— START DATASET RECORDS —

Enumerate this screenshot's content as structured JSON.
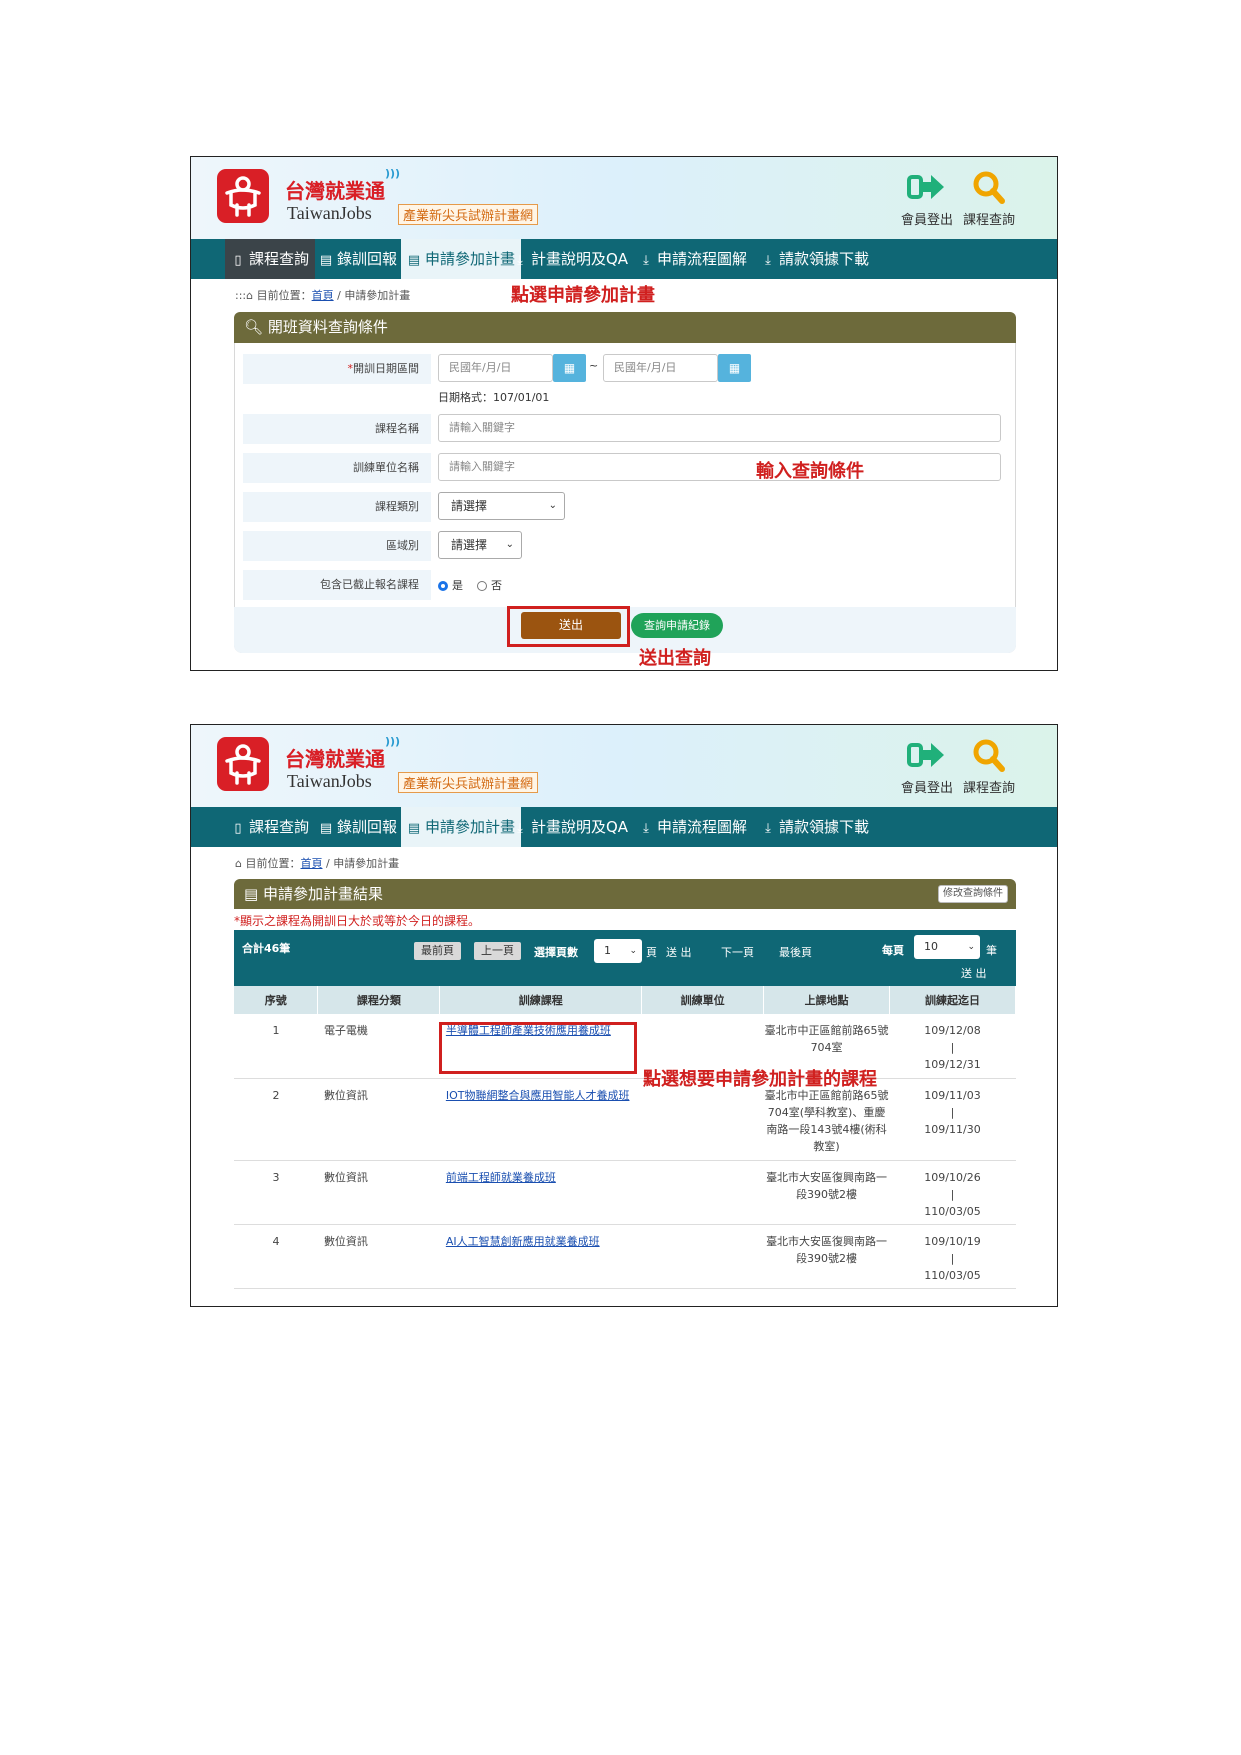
{
  "header": {
    "brand_cn": "台灣就業通",
    "brand_en": "TaiwanJobs",
    "brand_tag": "產業新尖兵試辦計畫網",
    "logout_label": "會員登出",
    "course_search_label": "課程查詢"
  },
  "nav": {
    "items": [
      "課程查詢",
      "錄訓回報",
      "申請參加計畫",
      "計畫說明及QA",
      "申請流程圖解",
      "請款領據下載"
    ]
  },
  "breadcrumb": {
    "prefix": "目前位置：",
    "home": "首頁",
    "sep": " / ",
    "current": "申請參加計畫"
  },
  "shot1": {
    "annot_nav": "點選申請參加計畫",
    "annot_input": "輸入查詢條件",
    "annot_submit": "送出查詢",
    "panel_title": "開班資料查詢條件",
    "date_label": "開訓日期區間",
    "date_placeholder": "民國年/月/日",
    "date_sep": "~",
    "date_hint": "日期格式：107/01/01",
    "course_label": "課程名稱",
    "course_placeholder": "請輸入關鍵字",
    "unit_label": "訓練單位名稱",
    "unit_placeholder": "請輸入關鍵字",
    "category_label": "課程類別",
    "category_value": "請選擇",
    "region_label": "區域別",
    "region_value": "請選擇",
    "include_label": "包含已截止報名課程",
    "opt_yes": "是",
    "opt_no": "否",
    "submit": "送出",
    "history": "查詢申請紀錄"
  },
  "shot2": {
    "panel_title": "申請參加計畫結果",
    "modify_btn": "修改查詢條件",
    "note": "*顯示之課程為開訓日大於或等於今日的課程。",
    "total": "合計46筆",
    "first": "最前頁",
    "prev": "上一頁",
    "choose_page": "選擇頁數",
    "page_value": "1",
    "page_unit": "頁",
    "go": "送 出",
    "next": "下一頁",
    "last": "最後頁",
    "per_page": "每頁",
    "per_page_value": "10",
    "per_page_unit": "筆",
    "go2": "送 出",
    "annot_row": "點選想要申請參加計畫的課程",
    "columns": [
      "序號",
      "課程分類",
      "訓練課程",
      "訓練單位",
      "上課地點",
      "訓練起迄日"
    ],
    "rows": [
      {
        "no": "1",
        "cat": "電子電機",
        "course": "半導體工程師產業技術應用養成班",
        "unit": "",
        "place": "臺北市中正區館前路65號704室",
        "start": "109/12/08",
        "bar": "|",
        "end": "109/12/31"
      },
      {
        "no": "2",
        "cat": "數位資訊",
        "course": "IOT物聯網整合與應用智能人才養成班",
        "unit": "",
        "place": "臺北市中正區館前路65號704室(學科教室)、重慶南路一段143號4樓(術科教室)",
        "start": "109/11/03",
        "bar": "|",
        "end": "109/11/30"
      },
      {
        "no": "3",
        "cat": "數位資訊",
        "course": "前端工程師就業養成班",
        "unit": "",
        "place": "臺北市大安區復興南路一段390號2樓",
        "start": "109/10/26",
        "bar": "|",
        "end": "110/03/05"
      },
      {
        "no": "4",
        "cat": "數位資訊",
        "course": "AI人工智慧創新應用就業養成班",
        "unit": "",
        "place": "臺北市大安區復興南路一段390號2樓",
        "start": "109/10/19",
        "bar": "|",
        "end": "110/03/05"
      }
    ]
  }
}
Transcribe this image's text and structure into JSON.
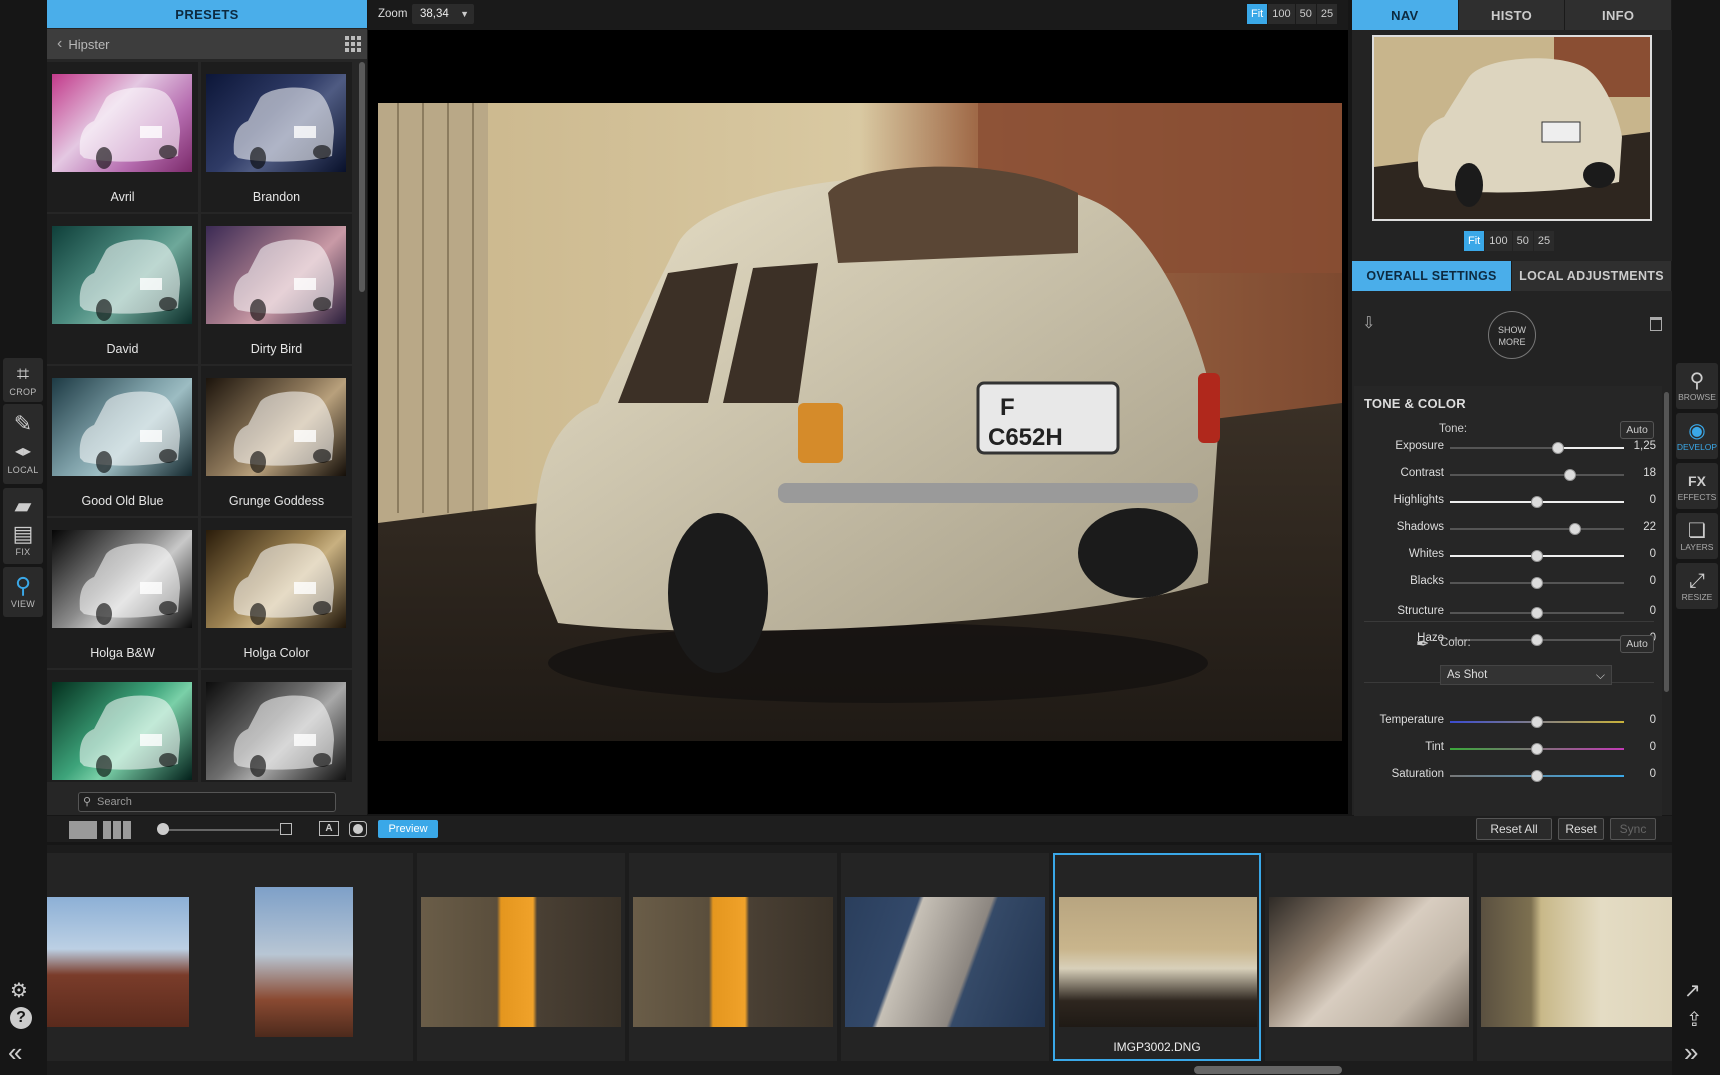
{
  "presets": {
    "header": "PRESETS",
    "breadcrumb": "Hipster",
    "items": [
      {
        "label": "Avril",
        "tone": "pink"
      },
      {
        "label": "Brandon",
        "tone": "navy"
      },
      {
        "label": "David",
        "tone": "teal"
      },
      {
        "label": "Dirty Bird",
        "tone": "mauve"
      },
      {
        "label": "Good Old Blue",
        "tone": "cyan"
      },
      {
        "label": "Grunge Goddess",
        "tone": "sepia"
      },
      {
        "label": "Holga B&W",
        "tone": "bw"
      },
      {
        "label": "Holga Color",
        "tone": "warm"
      },
      {
        "label": "",
        "tone": "green"
      },
      {
        "label": "",
        "tone": "bw2"
      }
    ],
    "search_placeholder": "Search"
  },
  "topbar": {
    "zoom_label": "Zoom",
    "zoom_value": "38,34",
    "zoom_options": [
      "Fit",
      "100",
      "50",
      "25"
    ]
  },
  "left_tools": [
    {
      "label": "CROP",
      "icon": "crop-icon"
    },
    {
      "label": "",
      "icon": "brush-icon"
    },
    {
      "label": "LOCAL",
      "icon": "local-icon"
    },
    {
      "label": "",
      "icon": "eraser-icon"
    },
    {
      "label": "FIX",
      "icon": "bandage-icon"
    },
    {
      "label": "VIEW",
      "icon": "magnifier-icon"
    }
  ],
  "right": {
    "tabs": [
      "NAV",
      "HISTO",
      "INFO"
    ],
    "nav_zoom": [
      "Fit",
      "100",
      "50",
      "25"
    ],
    "settings_tabs": [
      "OVERALL SETTINGS",
      "LOCAL ADJUSTMENTS"
    ],
    "show_more": "SHOW MORE",
    "tone": {
      "title": "TONE & COLOR",
      "tone_label": "Tone:",
      "auto": "Auto",
      "color_label": "Color:",
      "wb_value": "As Shot",
      "sliders": [
        {
          "label": "Exposure",
          "value": "1,25",
          "pos": 0.62,
          "fill": "gradient"
        },
        {
          "label": "Contrast",
          "value": "18",
          "pos": 0.69,
          "fill": "none"
        },
        {
          "label": "Highlights",
          "value": "0",
          "pos": 0.5,
          "fill": "full"
        },
        {
          "label": "Shadows",
          "value": "22",
          "pos": 0.72,
          "fill": "none"
        },
        {
          "label": "Whites",
          "value": "0",
          "pos": 0.5,
          "fill": "full"
        },
        {
          "label": "Blacks",
          "value": "0",
          "pos": 0.5,
          "fill": "none"
        },
        {
          "label": "Structure",
          "value": "0",
          "pos": 0.5,
          "fill": "none"
        },
        {
          "label": "Haze",
          "value": "0",
          "pos": 0.5,
          "fill": "none"
        },
        {
          "label": "Temperature",
          "value": "0",
          "pos": 0.5,
          "fill": "temp"
        },
        {
          "label": "Tint",
          "value": "0",
          "pos": 0.5,
          "fill": "tint"
        },
        {
          "label": "Saturation",
          "value": "0",
          "pos": 0.5,
          "fill": "sat"
        }
      ]
    }
  },
  "modules": [
    {
      "label": "BROWSE",
      "icon": "browse-icon"
    },
    {
      "label": "DEVELOP",
      "icon": "develop-icon"
    },
    {
      "label": "EFFECTS",
      "icon": "effects-icon"
    },
    {
      "label": "LAYERS",
      "icon": "layers-icon"
    },
    {
      "label": "RESIZE",
      "icon": "resize-icon"
    }
  ],
  "filmstrip_tools": {
    "preview": "Preview",
    "reset_all": "Reset All",
    "reset": "Reset",
    "sync": "Sync"
  },
  "filmstrip": {
    "selected_name": "IMGP3002.DNG"
  },
  "colors": {
    "accent": "#3aa8e8",
    "panel": "#262626",
    "background": "#161616"
  }
}
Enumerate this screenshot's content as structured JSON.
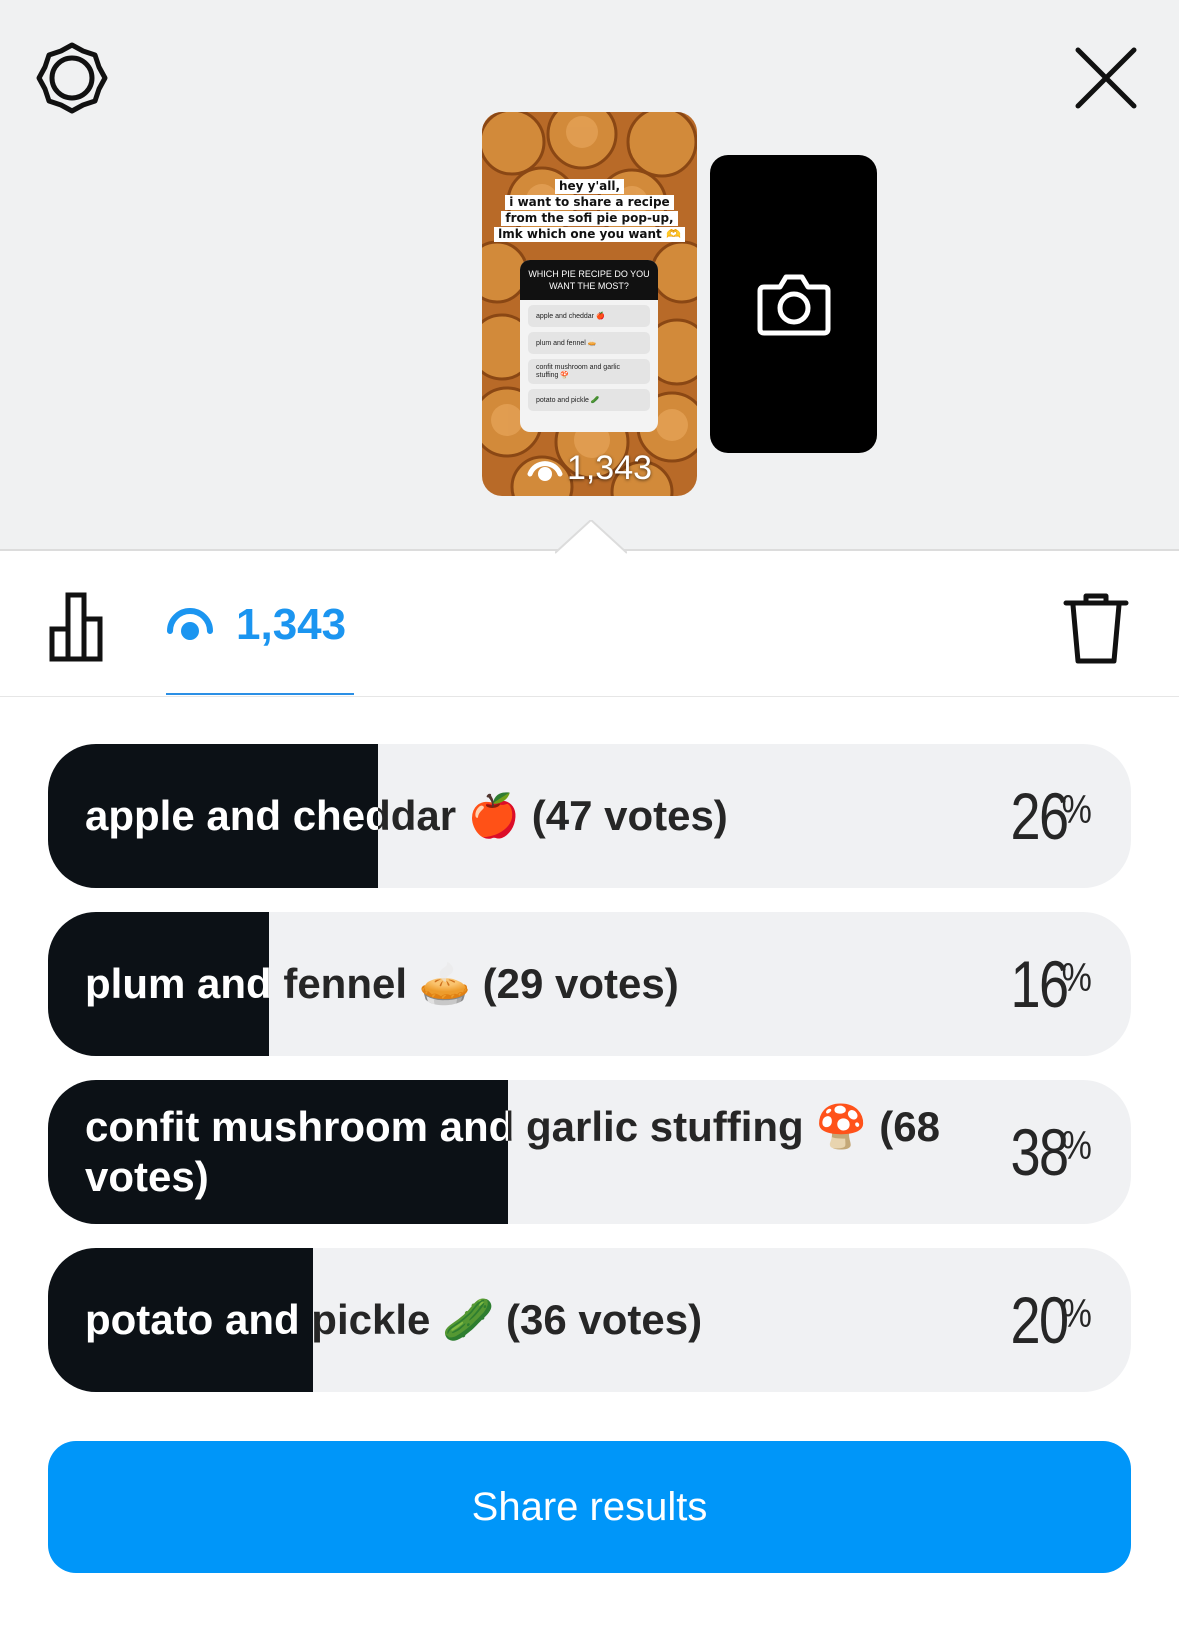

— END DATASET RECORDS —

◆ WRITTEN REQUEST:
Select every line above that contains the word "請輸入關鍵字", and copy it.

◆ RESPONSE TO THE TASK:
    "course_placeholder": "請輸入關鍵字",
    "unit_placeholder": "請輸入關鍵字",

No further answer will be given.